» **WHAT IS EXPECTED**: Output an exact reproduction of the data.

» **DATA FOR THE TASK**:
/---

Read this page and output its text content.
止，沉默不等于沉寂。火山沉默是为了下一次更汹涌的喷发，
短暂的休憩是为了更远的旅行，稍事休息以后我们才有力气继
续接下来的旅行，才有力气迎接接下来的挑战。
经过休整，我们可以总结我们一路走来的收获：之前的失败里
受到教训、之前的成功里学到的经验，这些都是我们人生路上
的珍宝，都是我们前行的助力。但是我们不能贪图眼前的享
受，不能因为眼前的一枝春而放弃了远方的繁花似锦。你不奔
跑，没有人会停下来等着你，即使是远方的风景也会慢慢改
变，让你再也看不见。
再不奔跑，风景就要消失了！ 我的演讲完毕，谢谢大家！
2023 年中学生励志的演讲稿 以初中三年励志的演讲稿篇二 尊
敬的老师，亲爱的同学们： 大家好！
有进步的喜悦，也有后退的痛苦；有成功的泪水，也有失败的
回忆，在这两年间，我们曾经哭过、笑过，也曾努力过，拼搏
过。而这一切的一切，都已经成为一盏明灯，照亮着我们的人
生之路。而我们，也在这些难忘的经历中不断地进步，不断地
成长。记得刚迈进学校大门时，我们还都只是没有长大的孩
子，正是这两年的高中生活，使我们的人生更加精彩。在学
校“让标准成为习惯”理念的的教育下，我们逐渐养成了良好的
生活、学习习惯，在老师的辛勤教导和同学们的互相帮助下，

\---

» **RIGHT ANSWER**:
Read this page and output its text content.
止，沉默不等于沉寂。火山沉默是为了下一次更汹涌的喷发，
短暂的休憩是为了更远的旅行，稍事休息以后我们才有力气继
续接下来的旅行，才有力气迎接接下来的挑战。
经过休整，我们可以总结我们一路走来的收获：之前的失败里
受到教训、之前的成功里学到的经验，这些都是我们人生路上
的珍宝，都是我们前行的助力。但是我们不能贪图眼前的享
受，不能因为眼前的一枝春而放弃了远方的繁花似锦。你不奔
跑，没有人会停下来等着你，即使是远方的风景也会慢慢改
变，让你再也看不见。
再不奔跑，风景就要消失了！ 我的演讲完毕，谢谢大家！
2023 年中学生励志的演讲稿 以初中三年励志的演讲稿篇二 尊
敬的老师，亲爱的同学们： 大家好！
有进步的喜悦，也有后退的痛苦；有成功的泪水，也有失败的
回忆，在这两年间，我们曾经哭过、笑过，也曾努力过，拼搏
过。而这一切的一切，都已经成为一盏明灯，照亮着我们的人
生之路。而我们，也在这些难忘的经历中不断地进步，不断地
成长。记得刚迈进学校大门时，我们还都只是没有长大的孩
子，正是这两年的高中生活，使我们的人生更加精彩。在学
校“让标准成为习惯”理念的的教育下，我们逐渐养成了良好的
生活、学习习惯，在老师的辛勤教导和同学们的互相帮助下，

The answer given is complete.